> _Document section_
HTTP timeouts

From Wikitech

This documents HTTP timeouts involved in a web request from end-users to a service behind WMF traffic layers.

Frontend TLS

The entry point for external clients is HAProxy. Which of the "cp" hosts is routed through, depends on the service and end-user IP address:

TLS termination layer TLS handshake timeout connect timeout (origin server) TTFB (origin server) successive reads (origin server) Keepalive timeout (client)
haproxy 60 seconds 3 seconds 180 seconds 180 seconds 120 seconds

Caching

Our caching system is split in two layers (frontend, and backend). There is one implementation of the frontend layer (Varnish) and one implementation of the backend layer (Apache Traffic Server).

caching layer connect timeout TTFB successive reads
varnish-frontend 3 seconds (text) / 5 seconds (upload) 65 seconds (text) / 35 seconds (upload) 33 seconds (text) / 60 seconds (upload)
ats-backend 10 seconds 180 seconds 180 seconds

App server

After leaving the backend caching layer, the request reaches the appserver. Here are described the timeouts that apply to appservers and api:

As of March 2020
layer request timeout
Envoy (TLS) 203 seconds (appserver) / 65 seconds (api) / 86402.5 seconds (jobrunner, videoscaler)

Configured by envoy::upstream_response_timeout

Apache 202 seconds (appserver, api, parsoid) / 1202 seconds (jobrunner) / 86402 seconds (videoscaler).

Configured by Apache Timeout. Entire request-response, including connection time. Wall clock time.

php-fpm 201 seconds (appservers) / 201 seconds (api) / 201 seconds (parsoid) / 86400 seconds (jobrunner, videoscaler).

> _What you are asked to do_
Transcribe the passage of the HTTP timeouts document from "From Wikitech" up to and including "(Apache Traffic Server).".

> _Bounding box prediction data_
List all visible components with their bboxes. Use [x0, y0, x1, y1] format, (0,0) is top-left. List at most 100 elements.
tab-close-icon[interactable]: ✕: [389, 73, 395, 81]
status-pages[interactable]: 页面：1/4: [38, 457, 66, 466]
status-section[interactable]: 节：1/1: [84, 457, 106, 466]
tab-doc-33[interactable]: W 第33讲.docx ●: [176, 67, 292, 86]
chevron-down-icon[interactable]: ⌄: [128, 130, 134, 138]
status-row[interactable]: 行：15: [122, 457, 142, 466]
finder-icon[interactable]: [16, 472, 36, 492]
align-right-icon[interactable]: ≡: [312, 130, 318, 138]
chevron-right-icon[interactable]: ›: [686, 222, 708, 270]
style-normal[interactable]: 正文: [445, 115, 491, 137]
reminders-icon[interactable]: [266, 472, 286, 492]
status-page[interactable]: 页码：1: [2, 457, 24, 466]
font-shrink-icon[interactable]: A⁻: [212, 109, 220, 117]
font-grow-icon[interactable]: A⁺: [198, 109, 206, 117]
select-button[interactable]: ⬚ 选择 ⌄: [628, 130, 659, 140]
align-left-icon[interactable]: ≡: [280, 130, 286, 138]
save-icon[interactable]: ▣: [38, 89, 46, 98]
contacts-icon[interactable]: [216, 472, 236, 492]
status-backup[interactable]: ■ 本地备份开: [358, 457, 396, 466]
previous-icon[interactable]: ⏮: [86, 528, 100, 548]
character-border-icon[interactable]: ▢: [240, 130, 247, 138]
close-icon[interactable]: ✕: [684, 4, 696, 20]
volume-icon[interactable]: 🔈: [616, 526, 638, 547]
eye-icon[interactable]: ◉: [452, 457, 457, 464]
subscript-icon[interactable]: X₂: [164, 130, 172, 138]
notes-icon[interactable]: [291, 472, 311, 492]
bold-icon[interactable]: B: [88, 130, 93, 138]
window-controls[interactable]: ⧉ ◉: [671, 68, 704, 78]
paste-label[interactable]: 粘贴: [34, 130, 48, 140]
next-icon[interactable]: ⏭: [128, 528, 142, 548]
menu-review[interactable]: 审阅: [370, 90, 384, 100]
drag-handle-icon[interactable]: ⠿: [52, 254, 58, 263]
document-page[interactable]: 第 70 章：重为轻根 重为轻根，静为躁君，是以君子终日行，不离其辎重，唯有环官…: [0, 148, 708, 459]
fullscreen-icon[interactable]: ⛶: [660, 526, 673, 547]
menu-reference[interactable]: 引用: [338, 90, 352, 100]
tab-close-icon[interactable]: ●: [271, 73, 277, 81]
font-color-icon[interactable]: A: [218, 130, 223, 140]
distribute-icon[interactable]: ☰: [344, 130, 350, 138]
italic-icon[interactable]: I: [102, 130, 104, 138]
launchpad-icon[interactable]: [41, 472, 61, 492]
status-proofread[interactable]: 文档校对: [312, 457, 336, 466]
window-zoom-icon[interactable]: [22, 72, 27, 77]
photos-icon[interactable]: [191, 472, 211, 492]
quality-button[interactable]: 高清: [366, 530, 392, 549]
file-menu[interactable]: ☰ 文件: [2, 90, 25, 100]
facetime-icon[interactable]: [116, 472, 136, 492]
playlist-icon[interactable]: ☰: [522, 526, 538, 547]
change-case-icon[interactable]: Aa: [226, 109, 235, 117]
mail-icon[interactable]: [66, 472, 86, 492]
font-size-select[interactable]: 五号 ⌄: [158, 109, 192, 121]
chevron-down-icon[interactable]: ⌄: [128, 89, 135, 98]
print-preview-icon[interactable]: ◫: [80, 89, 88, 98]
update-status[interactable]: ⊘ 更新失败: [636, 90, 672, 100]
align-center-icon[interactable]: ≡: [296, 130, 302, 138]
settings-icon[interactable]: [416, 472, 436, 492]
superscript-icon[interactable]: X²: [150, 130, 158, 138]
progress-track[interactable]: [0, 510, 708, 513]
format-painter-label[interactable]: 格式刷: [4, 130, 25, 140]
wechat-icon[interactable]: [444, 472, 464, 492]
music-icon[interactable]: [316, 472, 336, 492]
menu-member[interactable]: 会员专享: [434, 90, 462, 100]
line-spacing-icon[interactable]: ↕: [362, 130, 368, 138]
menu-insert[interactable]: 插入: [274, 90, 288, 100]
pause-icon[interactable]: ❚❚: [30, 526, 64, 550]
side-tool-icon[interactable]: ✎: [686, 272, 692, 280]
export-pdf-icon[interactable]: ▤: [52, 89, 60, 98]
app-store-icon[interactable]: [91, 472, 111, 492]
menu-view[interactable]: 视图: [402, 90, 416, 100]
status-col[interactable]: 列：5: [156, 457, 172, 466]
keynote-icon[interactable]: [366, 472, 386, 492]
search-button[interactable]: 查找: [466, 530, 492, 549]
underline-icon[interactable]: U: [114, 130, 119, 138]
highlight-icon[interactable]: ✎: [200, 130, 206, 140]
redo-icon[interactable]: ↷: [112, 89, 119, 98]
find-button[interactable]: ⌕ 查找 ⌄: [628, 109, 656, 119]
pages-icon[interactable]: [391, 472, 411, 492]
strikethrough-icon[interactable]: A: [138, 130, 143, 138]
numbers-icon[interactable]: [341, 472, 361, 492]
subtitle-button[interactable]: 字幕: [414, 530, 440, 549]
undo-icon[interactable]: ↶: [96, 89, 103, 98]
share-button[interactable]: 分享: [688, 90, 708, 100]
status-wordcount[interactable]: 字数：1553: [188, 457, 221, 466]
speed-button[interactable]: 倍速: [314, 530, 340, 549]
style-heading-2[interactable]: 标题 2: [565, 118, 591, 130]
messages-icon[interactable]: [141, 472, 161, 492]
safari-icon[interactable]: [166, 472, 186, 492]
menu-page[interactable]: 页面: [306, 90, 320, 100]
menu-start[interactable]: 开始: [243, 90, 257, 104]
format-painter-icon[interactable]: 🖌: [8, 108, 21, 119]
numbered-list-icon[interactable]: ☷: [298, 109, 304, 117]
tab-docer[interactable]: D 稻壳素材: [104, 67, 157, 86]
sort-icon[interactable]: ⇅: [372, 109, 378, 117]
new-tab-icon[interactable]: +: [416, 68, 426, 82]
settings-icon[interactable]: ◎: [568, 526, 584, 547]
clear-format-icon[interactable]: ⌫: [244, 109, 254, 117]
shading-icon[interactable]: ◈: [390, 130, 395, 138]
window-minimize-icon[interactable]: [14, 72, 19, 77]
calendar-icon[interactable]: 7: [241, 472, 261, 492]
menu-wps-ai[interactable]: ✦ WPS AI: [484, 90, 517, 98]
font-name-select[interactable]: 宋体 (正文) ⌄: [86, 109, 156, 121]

> _Your solution_
From Wikitech

This documents HTTP timeouts involved in a web request from end-users to a service behind WMF traffic layers.

Frontend TLS

The entry point for external clients is HAProxy. Which of the "cp" hosts is routed through, depends on the service and end-user IP address:

TLS termination layer TLS handshake timeout connect timeout (origin server) TTFB (origin server) successive reads (origin server) Keepalive timeout (client)
haproxy 60 seconds 3 seconds 180 seconds 180 seconds 120 seconds

Caching

Our caching system is split in two layers (frontend, and backend). There is one implementation of the frontend layer (Varnish) and one implementation of the backend layer (Apache Traffic Server).